*CHALLENGE*
Look through the lines below and extract any with the word "parents".

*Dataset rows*
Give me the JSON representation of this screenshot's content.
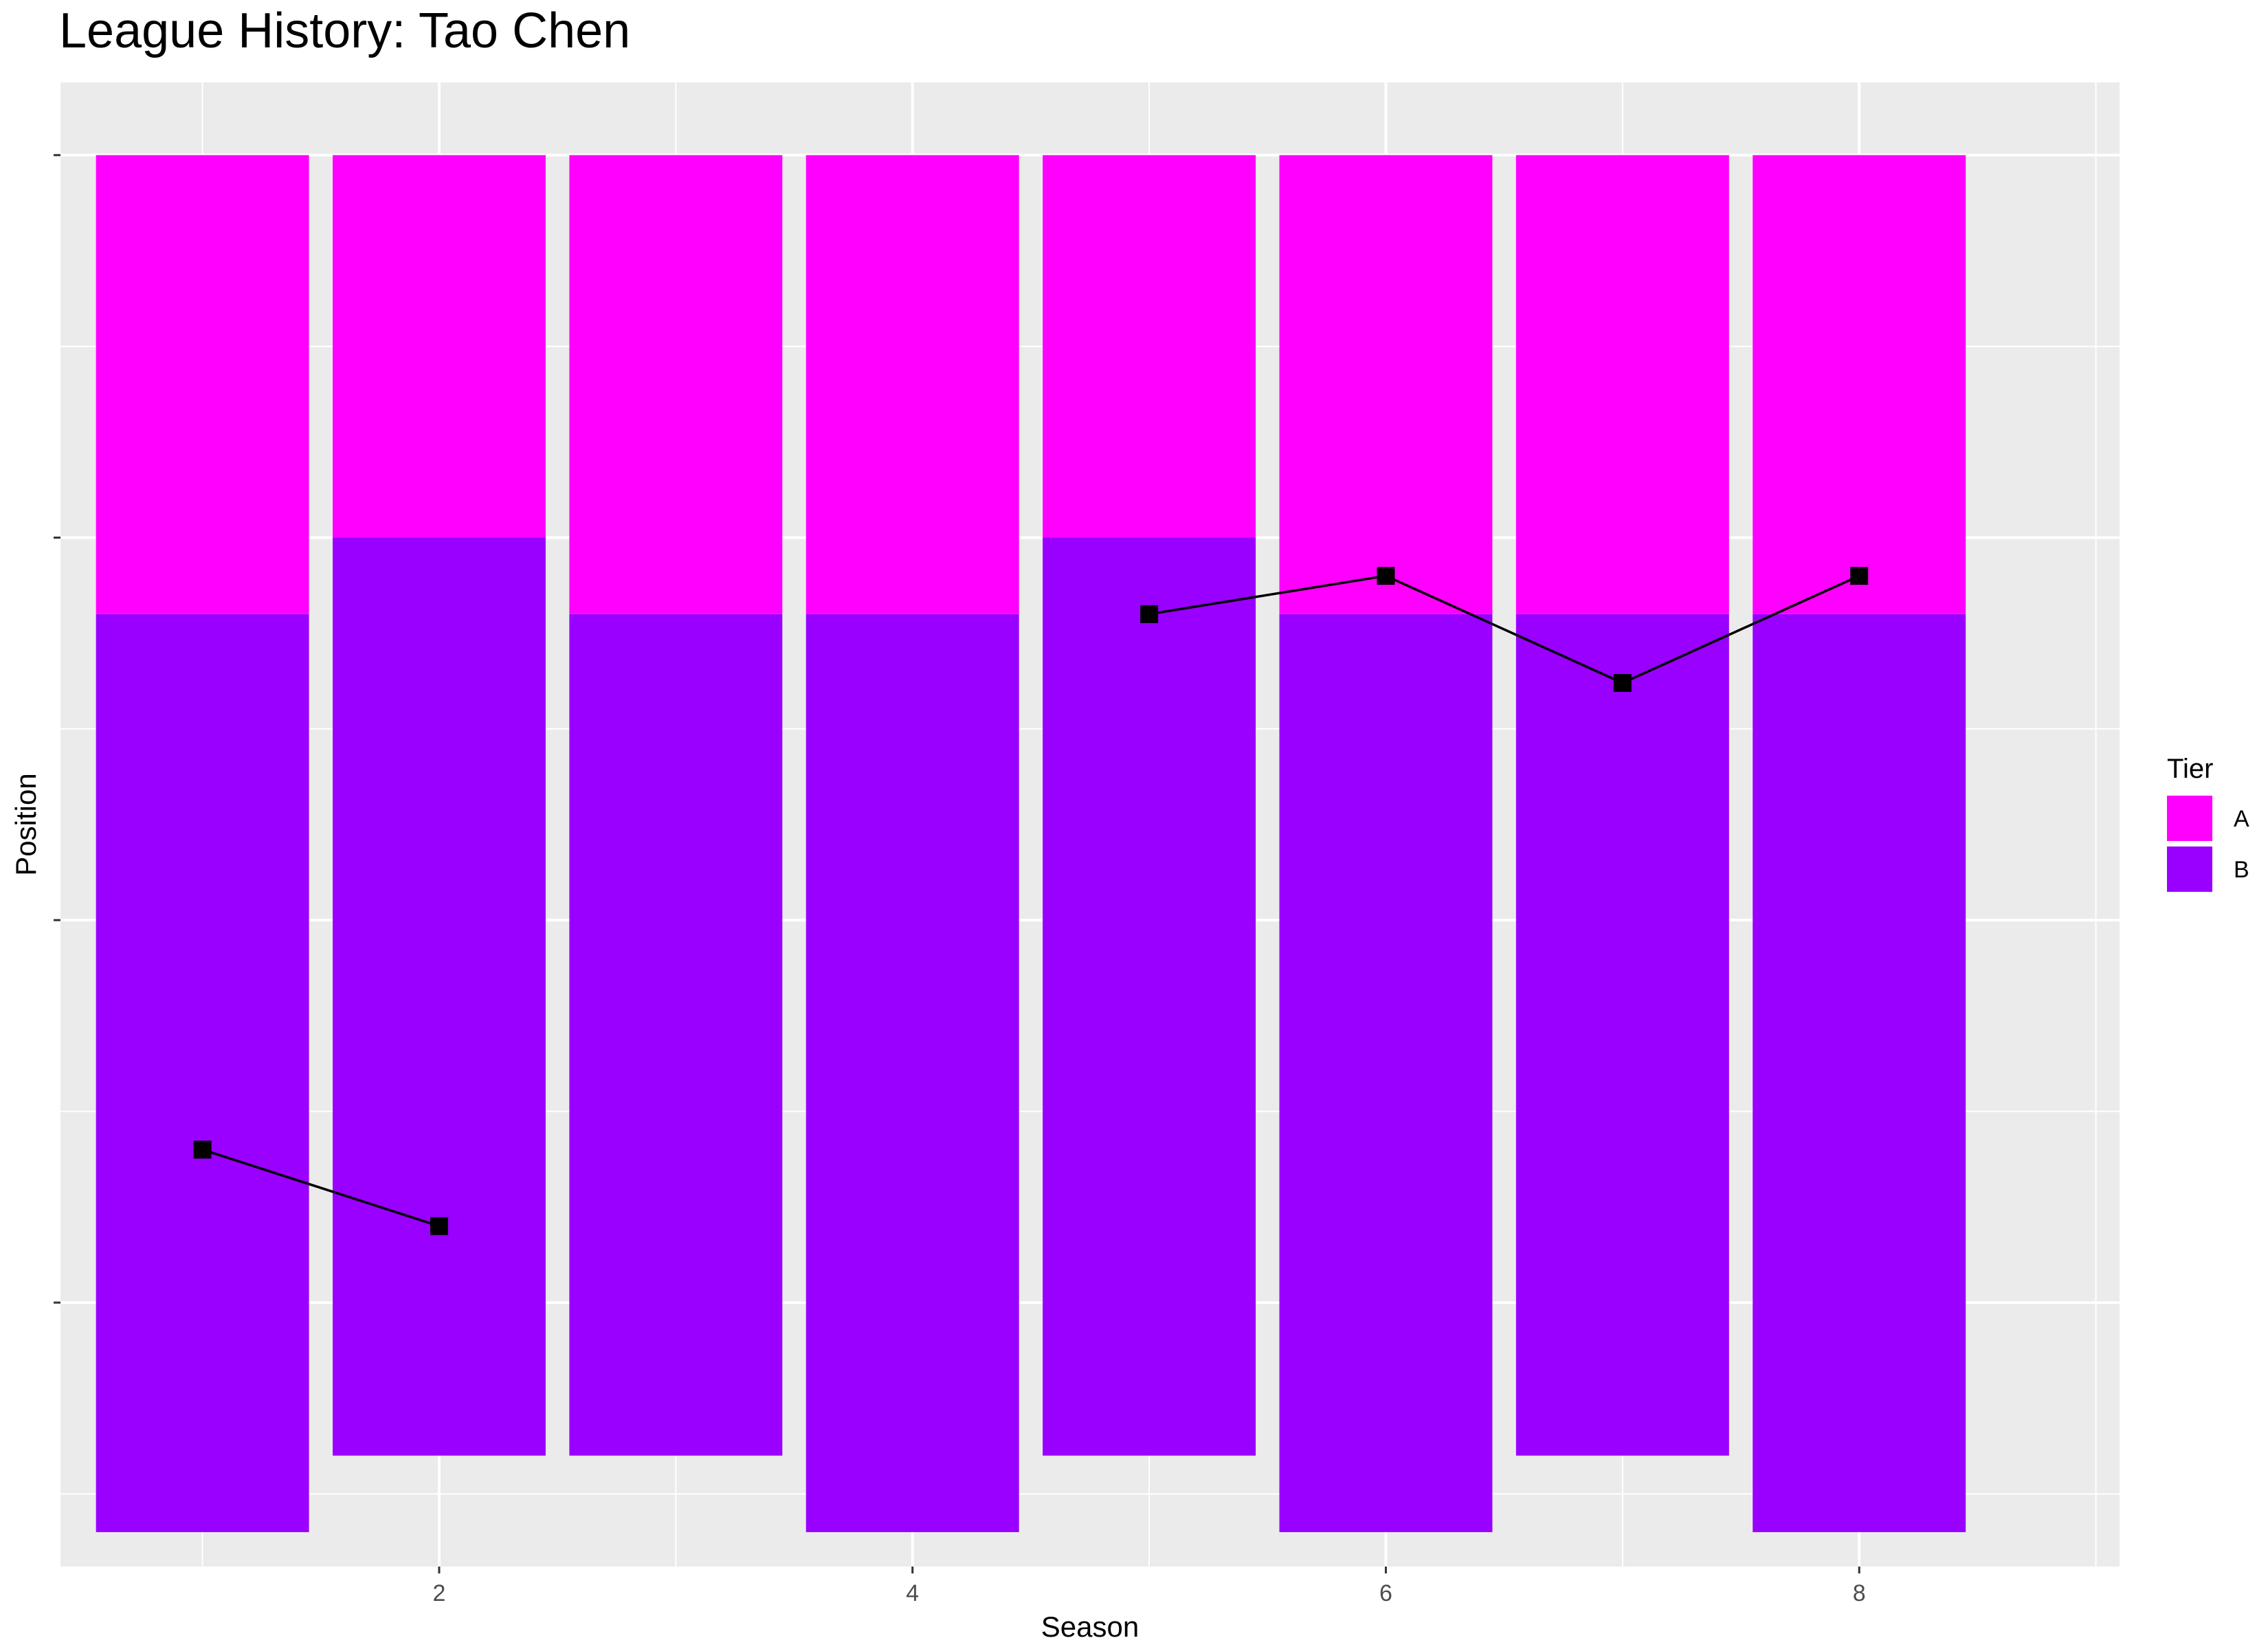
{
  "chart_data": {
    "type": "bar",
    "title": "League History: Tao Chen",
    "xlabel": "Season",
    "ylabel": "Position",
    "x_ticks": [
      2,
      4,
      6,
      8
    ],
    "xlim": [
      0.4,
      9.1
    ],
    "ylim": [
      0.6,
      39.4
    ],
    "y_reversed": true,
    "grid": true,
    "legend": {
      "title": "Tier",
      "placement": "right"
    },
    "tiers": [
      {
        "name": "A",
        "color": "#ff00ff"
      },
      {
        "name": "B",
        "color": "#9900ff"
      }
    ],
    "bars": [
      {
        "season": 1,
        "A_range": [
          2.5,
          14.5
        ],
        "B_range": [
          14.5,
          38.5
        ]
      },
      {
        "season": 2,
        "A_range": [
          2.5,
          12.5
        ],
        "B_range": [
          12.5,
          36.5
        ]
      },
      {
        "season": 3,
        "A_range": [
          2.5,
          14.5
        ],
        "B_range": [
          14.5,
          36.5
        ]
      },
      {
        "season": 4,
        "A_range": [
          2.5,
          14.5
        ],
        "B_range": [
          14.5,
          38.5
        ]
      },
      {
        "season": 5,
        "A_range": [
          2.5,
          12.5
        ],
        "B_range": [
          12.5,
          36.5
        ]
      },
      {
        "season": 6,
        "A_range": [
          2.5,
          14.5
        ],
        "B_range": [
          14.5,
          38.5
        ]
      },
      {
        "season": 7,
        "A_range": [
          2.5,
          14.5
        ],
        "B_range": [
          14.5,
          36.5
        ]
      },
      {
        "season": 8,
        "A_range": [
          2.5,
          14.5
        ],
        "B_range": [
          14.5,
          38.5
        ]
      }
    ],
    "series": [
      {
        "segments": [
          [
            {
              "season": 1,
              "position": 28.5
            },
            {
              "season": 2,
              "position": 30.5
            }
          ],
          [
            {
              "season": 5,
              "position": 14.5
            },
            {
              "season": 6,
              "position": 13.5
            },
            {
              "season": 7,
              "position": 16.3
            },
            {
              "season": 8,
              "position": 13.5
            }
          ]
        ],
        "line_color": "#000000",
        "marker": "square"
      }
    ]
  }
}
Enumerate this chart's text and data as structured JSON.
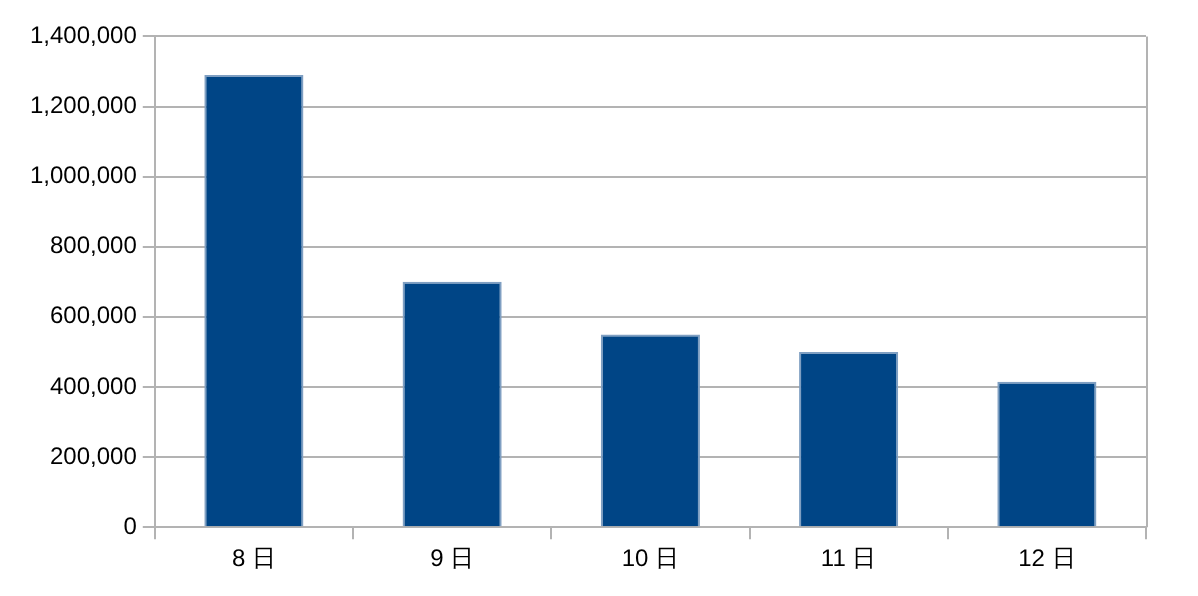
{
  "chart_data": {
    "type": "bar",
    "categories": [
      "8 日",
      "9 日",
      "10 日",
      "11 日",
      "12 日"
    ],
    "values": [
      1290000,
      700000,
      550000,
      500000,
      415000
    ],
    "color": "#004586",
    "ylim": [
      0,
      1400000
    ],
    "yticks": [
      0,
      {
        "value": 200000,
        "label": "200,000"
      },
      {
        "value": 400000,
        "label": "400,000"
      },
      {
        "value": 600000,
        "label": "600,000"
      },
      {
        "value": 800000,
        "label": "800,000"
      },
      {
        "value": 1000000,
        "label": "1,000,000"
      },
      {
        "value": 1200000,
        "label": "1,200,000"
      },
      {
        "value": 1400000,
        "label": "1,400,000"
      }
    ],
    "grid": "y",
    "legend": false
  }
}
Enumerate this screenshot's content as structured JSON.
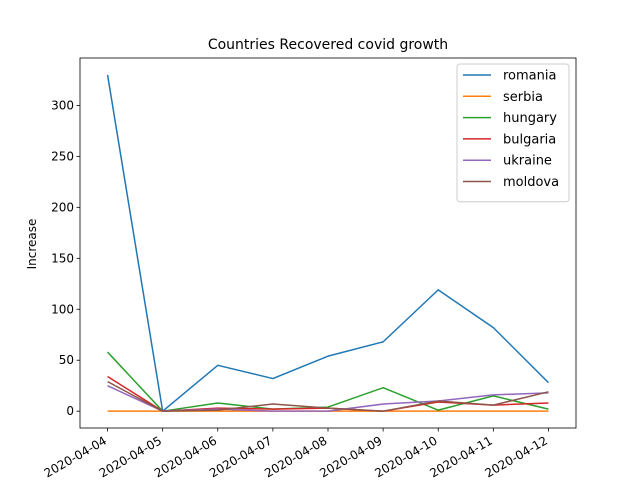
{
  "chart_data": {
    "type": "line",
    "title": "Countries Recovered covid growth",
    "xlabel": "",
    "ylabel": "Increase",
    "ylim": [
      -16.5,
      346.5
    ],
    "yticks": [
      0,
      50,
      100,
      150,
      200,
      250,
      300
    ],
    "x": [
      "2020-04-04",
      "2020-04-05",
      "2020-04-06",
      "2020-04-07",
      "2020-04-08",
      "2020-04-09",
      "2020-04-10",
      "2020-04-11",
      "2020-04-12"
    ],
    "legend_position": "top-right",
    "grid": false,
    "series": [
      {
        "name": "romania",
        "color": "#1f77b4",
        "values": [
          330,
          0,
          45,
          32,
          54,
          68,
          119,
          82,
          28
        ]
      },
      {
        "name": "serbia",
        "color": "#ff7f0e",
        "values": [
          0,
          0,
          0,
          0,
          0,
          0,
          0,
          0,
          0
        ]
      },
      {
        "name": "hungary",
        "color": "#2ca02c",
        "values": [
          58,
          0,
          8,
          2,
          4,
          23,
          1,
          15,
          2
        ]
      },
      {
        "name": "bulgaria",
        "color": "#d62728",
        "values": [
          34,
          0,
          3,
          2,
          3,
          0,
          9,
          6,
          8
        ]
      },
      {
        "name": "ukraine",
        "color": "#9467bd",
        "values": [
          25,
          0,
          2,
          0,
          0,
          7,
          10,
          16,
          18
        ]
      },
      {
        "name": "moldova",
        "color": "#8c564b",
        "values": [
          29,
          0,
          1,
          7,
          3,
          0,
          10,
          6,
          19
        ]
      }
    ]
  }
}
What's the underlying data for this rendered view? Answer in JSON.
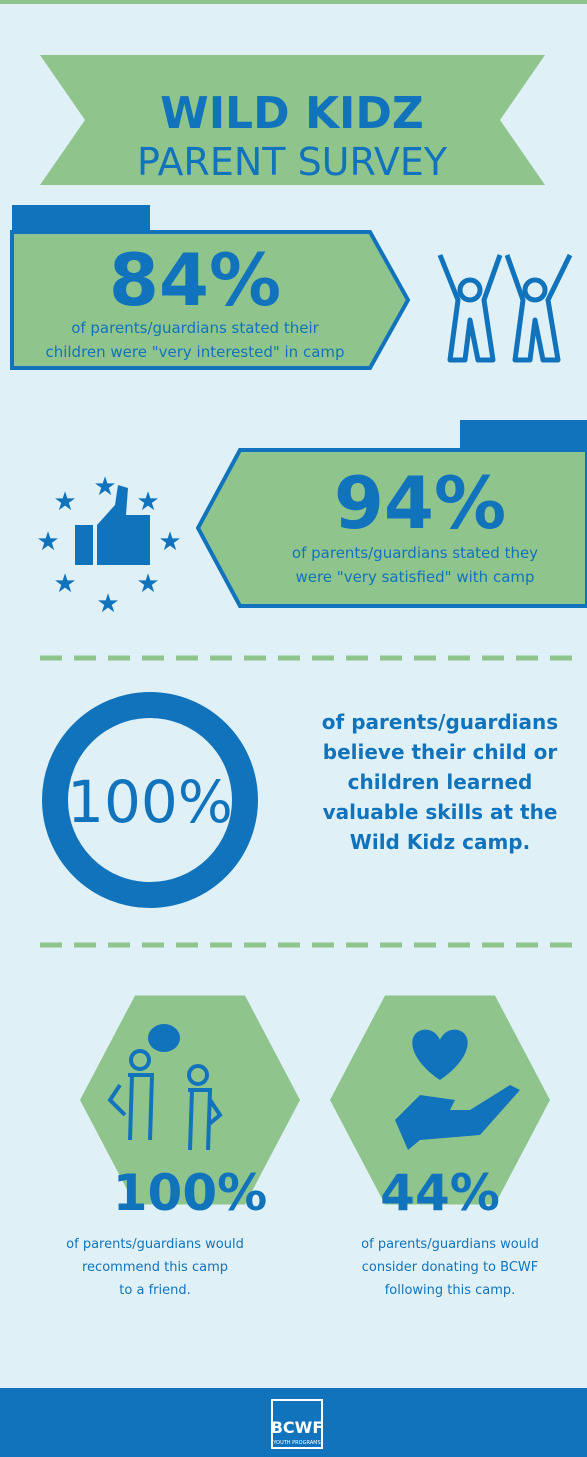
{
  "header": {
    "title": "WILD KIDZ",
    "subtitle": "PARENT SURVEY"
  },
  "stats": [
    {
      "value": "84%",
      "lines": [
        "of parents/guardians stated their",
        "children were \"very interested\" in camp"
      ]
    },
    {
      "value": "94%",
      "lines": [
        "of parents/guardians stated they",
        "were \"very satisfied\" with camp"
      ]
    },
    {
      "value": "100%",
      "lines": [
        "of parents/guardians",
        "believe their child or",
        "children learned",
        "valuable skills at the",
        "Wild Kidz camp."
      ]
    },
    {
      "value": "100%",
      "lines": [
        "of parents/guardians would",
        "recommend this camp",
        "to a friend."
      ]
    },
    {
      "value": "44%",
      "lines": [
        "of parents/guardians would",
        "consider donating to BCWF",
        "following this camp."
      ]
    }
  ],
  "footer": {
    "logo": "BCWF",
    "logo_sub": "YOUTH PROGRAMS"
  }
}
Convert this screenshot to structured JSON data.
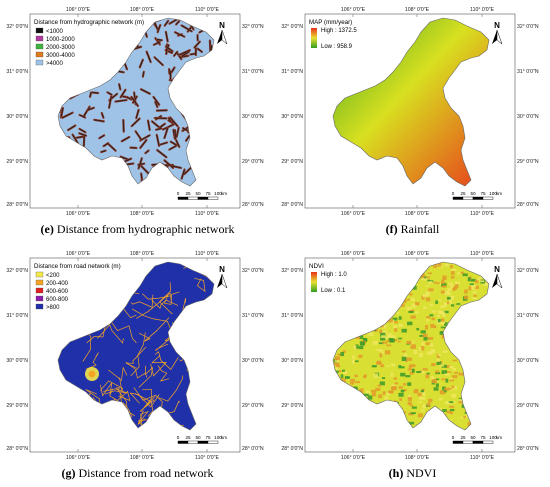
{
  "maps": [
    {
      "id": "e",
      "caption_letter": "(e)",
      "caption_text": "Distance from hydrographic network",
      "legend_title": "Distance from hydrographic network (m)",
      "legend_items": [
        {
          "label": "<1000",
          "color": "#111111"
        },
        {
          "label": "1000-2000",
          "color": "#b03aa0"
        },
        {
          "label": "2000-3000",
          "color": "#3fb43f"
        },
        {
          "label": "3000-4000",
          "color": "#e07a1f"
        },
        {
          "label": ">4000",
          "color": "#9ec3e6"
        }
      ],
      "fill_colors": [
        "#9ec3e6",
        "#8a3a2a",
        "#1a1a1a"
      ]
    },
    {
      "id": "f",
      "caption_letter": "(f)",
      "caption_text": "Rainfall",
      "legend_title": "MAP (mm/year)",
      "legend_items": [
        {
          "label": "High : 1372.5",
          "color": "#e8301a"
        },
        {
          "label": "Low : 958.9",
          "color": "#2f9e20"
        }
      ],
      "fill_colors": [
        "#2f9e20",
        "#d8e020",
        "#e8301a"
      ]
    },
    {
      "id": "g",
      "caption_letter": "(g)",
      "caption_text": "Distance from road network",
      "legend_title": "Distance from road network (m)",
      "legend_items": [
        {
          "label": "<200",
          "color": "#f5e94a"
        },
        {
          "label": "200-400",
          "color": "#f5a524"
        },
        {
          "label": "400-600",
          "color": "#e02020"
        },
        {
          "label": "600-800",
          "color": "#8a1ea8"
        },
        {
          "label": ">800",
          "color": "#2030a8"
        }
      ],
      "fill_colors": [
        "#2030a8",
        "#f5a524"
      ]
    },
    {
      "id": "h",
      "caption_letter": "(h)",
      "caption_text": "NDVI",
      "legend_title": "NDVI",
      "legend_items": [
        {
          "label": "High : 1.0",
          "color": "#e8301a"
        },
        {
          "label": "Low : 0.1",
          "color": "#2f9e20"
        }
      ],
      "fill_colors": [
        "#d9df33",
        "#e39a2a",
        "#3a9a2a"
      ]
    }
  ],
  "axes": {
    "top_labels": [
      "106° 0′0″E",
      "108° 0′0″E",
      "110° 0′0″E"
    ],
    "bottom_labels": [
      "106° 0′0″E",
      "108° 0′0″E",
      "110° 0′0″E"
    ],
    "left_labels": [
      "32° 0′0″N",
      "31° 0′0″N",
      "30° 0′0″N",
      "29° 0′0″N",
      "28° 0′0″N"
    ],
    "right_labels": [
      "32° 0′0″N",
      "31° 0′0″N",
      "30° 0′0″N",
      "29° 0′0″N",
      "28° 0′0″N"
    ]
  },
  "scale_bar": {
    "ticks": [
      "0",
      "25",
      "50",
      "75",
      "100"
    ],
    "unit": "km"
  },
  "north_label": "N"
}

*EXERCISE ANSWER*
        "of parents/guardians stated their",
        "of parents/guardians stated they",
        "of parents/guardians",
        "of parents/guardians would",
        "of parents/guardians would",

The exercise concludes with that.